What is asked —
Return only the number of lines that hold "TemplateFloor".

Dataset entries —
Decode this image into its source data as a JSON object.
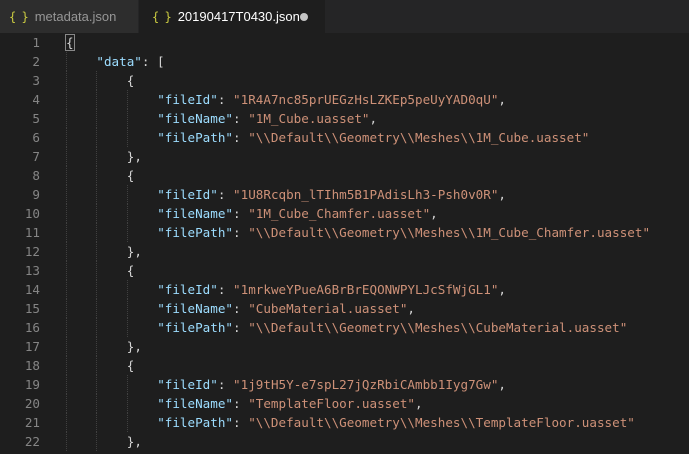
{
  "tabs": [
    {
      "icon": "{ }",
      "label": "metadata.json",
      "active": false
    },
    {
      "icon": "{ }",
      "label": "20190417T0430.json",
      "active": true,
      "unsaved": true
    }
  ],
  "lines": [
    {
      "n": "1",
      "indent": 0,
      "segs": [
        [
          "p",
          "{"
        ]
      ]
    },
    {
      "n": "2",
      "indent": 1,
      "segs": [
        [
          "k",
          "\"data\""
        ],
        [
          "p",
          ": ["
        ]
      ]
    },
    {
      "n": "3",
      "indent": 2,
      "segs": [
        [
          "p",
          "{"
        ]
      ]
    },
    {
      "n": "4",
      "indent": 3,
      "segs": [
        [
          "k",
          "\"fileId\""
        ],
        [
          "p",
          ": "
        ],
        [
          "s",
          "\"1R4A7nc85prUEGzHsLZKEp5peUyYAD0qU\""
        ],
        [
          "p",
          ","
        ]
      ]
    },
    {
      "n": "5",
      "indent": 3,
      "segs": [
        [
          "k",
          "\"fileName\""
        ],
        [
          "p",
          ": "
        ],
        [
          "s",
          "\"1M_Cube.uasset\""
        ],
        [
          "p",
          ","
        ]
      ]
    },
    {
      "n": "6",
      "indent": 3,
      "segs": [
        [
          "k",
          "\"filePath\""
        ],
        [
          "p",
          ": "
        ],
        [
          "s",
          "\"\\\\Default\\\\Geometry\\\\Meshes\\\\1M_Cube.uasset\""
        ]
      ]
    },
    {
      "n": "7",
      "indent": 2,
      "segs": [
        [
          "p",
          "},"
        ]
      ]
    },
    {
      "n": "8",
      "indent": 2,
      "segs": [
        [
          "p",
          "{"
        ]
      ]
    },
    {
      "n": "9",
      "indent": 3,
      "segs": [
        [
          "k",
          "\"fileId\""
        ],
        [
          "p",
          ": "
        ],
        [
          "s",
          "\"1U8Rcqbn_lTIhm5B1PAdisLh3-Psh0v0R\""
        ],
        [
          "p",
          ","
        ]
      ]
    },
    {
      "n": "10",
      "indent": 3,
      "segs": [
        [
          "k",
          "\"fileName\""
        ],
        [
          "p",
          ": "
        ],
        [
          "s",
          "\"1M_Cube_Chamfer.uasset\""
        ],
        [
          "p",
          ","
        ]
      ]
    },
    {
      "n": "11",
      "indent": 3,
      "segs": [
        [
          "k",
          "\"filePath\""
        ],
        [
          "p",
          ": "
        ],
        [
          "s",
          "\"\\\\Default\\\\Geometry\\\\Meshes\\\\1M_Cube_Chamfer.uasset\""
        ]
      ]
    },
    {
      "n": "12",
      "indent": 2,
      "segs": [
        [
          "p",
          "},"
        ]
      ]
    },
    {
      "n": "13",
      "indent": 2,
      "segs": [
        [
          "p",
          "{"
        ]
      ]
    },
    {
      "n": "14",
      "indent": 3,
      "segs": [
        [
          "k",
          "\"fileId\""
        ],
        [
          "p",
          ": "
        ],
        [
          "s",
          "\"1mrkweYPueA6BrBrEQONWPYLJcSfWjGL1\""
        ],
        [
          "p",
          ","
        ]
      ]
    },
    {
      "n": "15",
      "indent": 3,
      "segs": [
        [
          "k",
          "\"fileName\""
        ],
        [
          "p",
          ": "
        ],
        [
          "s",
          "\"CubeMaterial.uasset\""
        ],
        [
          "p",
          ","
        ]
      ]
    },
    {
      "n": "16",
      "indent": 3,
      "segs": [
        [
          "k",
          "\"filePath\""
        ],
        [
          "p",
          ": "
        ],
        [
          "s",
          "\"\\\\Default\\\\Geometry\\\\Meshes\\\\CubeMaterial.uasset\""
        ]
      ]
    },
    {
      "n": "17",
      "indent": 2,
      "segs": [
        [
          "p",
          "},"
        ]
      ]
    },
    {
      "n": "18",
      "indent": 2,
      "segs": [
        [
          "p",
          "{"
        ]
      ]
    },
    {
      "n": "19",
      "indent": 3,
      "segs": [
        [
          "k",
          "\"fileId\""
        ],
        [
          "p",
          ": "
        ],
        [
          "s",
          "\"1j9tH5Y-e7spL27jQzRbiCAmbb1Iyg7Gw\""
        ],
        [
          "p",
          ","
        ]
      ]
    },
    {
      "n": "20",
      "indent": 3,
      "segs": [
        [
          "k",
          "\"fileName\""
        ],
        [
          "p",
          ": "
        ],
        [
          "s",
          "\"TemplateFloor.uasset\""
        ],
        [
          "p",
          ","
        ]
      ]
    },
    {
      "n": "21",
      "indent": 3,
      "segs": [
        [
          "k",
          "\"filePath\""
        ],
        [
          "p",
          ": "
        ],
        [
          "s",
          "\"\\\\Default\\\\Geometry\\\\Meshes\\\\TemplateFloor.uasset\""
        ]
      ]
    },
    {
      "n": "22",
      "indent": 2,
      "segs": [
        [
          "p",
          "},"
        ]
      ]
    }
  ]
}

Final answer —
2